Exercise details -> Beginning at the line that contains "Transcribe the text in this document.", reproduce every line to the end of the material without changing any of them.

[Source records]
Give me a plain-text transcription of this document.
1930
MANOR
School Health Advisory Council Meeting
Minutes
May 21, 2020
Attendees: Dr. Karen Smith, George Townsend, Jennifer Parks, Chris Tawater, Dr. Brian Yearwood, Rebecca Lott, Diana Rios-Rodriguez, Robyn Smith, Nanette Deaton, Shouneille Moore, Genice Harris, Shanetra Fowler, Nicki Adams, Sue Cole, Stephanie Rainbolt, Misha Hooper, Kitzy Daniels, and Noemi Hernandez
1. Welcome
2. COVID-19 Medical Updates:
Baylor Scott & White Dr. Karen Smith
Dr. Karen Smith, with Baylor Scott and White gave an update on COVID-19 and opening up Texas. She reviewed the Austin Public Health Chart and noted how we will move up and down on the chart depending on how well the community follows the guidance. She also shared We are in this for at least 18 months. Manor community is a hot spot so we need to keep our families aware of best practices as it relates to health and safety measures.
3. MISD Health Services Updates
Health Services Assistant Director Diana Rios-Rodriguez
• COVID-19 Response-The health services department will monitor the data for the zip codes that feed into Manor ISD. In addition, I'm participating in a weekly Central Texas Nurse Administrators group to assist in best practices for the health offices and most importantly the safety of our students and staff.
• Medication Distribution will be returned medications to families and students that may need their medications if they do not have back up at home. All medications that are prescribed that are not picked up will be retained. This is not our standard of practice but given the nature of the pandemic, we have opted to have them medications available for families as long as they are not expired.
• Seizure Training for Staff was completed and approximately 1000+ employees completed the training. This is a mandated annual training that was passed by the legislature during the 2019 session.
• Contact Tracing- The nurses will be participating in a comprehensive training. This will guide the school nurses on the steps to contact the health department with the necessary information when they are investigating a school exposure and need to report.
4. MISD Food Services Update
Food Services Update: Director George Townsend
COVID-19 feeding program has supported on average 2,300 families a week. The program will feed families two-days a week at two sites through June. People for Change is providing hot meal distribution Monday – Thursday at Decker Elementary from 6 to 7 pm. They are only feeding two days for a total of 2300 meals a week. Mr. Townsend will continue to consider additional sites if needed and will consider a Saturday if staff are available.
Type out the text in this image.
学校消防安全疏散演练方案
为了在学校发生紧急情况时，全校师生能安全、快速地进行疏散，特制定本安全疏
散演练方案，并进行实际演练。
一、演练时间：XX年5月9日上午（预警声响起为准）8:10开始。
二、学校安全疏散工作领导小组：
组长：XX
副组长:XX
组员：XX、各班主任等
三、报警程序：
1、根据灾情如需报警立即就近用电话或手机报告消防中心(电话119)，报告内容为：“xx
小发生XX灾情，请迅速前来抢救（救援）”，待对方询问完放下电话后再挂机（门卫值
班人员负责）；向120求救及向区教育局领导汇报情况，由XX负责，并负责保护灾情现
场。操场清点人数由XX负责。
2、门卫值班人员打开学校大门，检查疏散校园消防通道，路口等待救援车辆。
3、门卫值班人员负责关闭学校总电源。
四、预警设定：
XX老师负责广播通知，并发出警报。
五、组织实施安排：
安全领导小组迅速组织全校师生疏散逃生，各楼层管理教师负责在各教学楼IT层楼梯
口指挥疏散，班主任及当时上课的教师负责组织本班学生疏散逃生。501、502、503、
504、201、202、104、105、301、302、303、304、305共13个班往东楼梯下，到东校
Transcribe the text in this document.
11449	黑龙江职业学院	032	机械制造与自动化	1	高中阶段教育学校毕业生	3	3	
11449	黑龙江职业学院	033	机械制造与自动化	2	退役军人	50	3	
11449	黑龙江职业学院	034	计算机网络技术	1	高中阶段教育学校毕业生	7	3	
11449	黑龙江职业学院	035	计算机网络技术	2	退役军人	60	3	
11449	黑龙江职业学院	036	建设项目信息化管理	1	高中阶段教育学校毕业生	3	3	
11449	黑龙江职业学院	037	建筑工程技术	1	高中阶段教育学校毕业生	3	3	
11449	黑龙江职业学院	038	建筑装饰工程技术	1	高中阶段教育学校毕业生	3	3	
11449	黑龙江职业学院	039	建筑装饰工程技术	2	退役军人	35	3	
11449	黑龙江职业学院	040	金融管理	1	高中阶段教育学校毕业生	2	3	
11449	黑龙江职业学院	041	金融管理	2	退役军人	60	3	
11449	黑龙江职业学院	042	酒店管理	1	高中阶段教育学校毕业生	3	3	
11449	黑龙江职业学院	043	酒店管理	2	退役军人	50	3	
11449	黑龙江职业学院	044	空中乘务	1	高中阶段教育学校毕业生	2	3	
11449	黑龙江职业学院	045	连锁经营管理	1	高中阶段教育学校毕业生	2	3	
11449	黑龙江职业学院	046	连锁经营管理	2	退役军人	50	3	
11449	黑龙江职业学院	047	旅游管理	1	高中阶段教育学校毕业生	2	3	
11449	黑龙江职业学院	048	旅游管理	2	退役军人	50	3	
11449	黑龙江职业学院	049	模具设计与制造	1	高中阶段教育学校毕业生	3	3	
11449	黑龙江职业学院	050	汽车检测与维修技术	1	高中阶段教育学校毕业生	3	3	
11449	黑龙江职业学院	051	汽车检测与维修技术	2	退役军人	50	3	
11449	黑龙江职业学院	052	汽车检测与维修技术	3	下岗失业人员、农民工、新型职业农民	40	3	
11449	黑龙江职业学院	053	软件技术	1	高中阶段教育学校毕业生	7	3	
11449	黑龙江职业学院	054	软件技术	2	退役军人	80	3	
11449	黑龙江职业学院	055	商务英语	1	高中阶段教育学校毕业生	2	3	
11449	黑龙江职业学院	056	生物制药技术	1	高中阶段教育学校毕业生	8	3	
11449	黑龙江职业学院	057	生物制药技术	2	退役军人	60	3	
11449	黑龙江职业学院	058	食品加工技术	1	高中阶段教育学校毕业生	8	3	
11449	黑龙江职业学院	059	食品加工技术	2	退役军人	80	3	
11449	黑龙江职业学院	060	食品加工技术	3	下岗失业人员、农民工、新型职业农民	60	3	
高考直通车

Worked answer ->
Transcribe the text in this document.
11449	黑龙江职业学院	032	机械制造与自动化	1	高中阶段教育学校毕业生	3	3	
11449	黑龙江职业学院	033	机械制造与自动化	2	退役军人	50	3	
11449	黑龙江职业学院	034	计算机网络技术	1	高中阶段教育学校毕业生	7	3	
11449	黑龙江职业学院	035	计算机网络技术	2	退役军人	60	3	
11449	黑龙江职业学院	036	建设项目信息化管理	1	高中阶段教育学校毕业生	3	3	
11449	黑龙江职业学院	037	建筑工程技术	1	高中阶段教育学校毕业生	3	3	
11449	黑龙江职业学院	038	建筑装饰工程技术	1	高中阶段教育学校毕业生	3	3	
11449	黑龙江职业学院	039	建筑装饰工程技术	2	退役军人	35	3	
11449	黑龙江职业学院	040	金融管理	1	高中阶段教育学校毕业生	2	3	
11449	黑龙江职业学院	041	金融管理	2	退役军人	60	3	
11449	黑龙江职业学院	042	酒店管理	1	高中阶段教育学校毕业生	3	3	
11449	黑龙江职业学院	043	酒店管理	2	退役军人	50	3	
11449	黑龙江职业学院	044	空中乘务	1	高中阶段教育学校毕业生	2	3	
11449	黑龙江职业学院	045	连锁经营管理	1	高中阶段教育学校毕业生	2	3	
11449	黑龙江职业学院	046	连锁经营管理	2	退役军人	50	3	
11449	黑龙江职业学院	047	旅游管理	1	高中阶段教育学校毕业生	2	3	
11449	黑龙江职业学院	048	旅游管理	2	退役军人	50	3	
11449	黑龙江职业学院	049	模具设计与制造	1	高中阶段教育学校毕业生	3	3	
11449	黑龙江职业学院	050	汽车检测与维修技术	1	高中阶段教育学校毕业生	3	3	
11449	黑龙江职业学院	051	汽车检测与维修技术	2	退役军人	50	3	
11449	黑龙江职业学院	052	汽车检测与维修技术	3	下岗失业人员、农民工、新型职业农民	40	3	
11449	黑龙江职业学院	053	软件技术	1	高中阶段教育学校毕业生	7	3	
11449	黑龙江职业学院	054	软件技术	2	退役军人	80	3	
11449	黑龙江职业学院	055	商务英语	1	高中阶段教育学校毕业生	2	3	
11449	黑龙江职业学院	056	生物制药技术	1	高中阶段教育学校毕业生	8	3	
11449	黑龙江职业学院	057	生物制药技术	2	退役军人	60	3	
11449	黑龙江职业学院	058	食品加工技术	1	高中阶段教育学校毕业生	8	3	
11449	黑龙江职业学院	059	食品加工技术	2	退役军人	80	3	
11449	黑龙江职业学院	060	食品加工技术	3	下岗失业人员、农民工、新型职业农民	60	3	
高考直通车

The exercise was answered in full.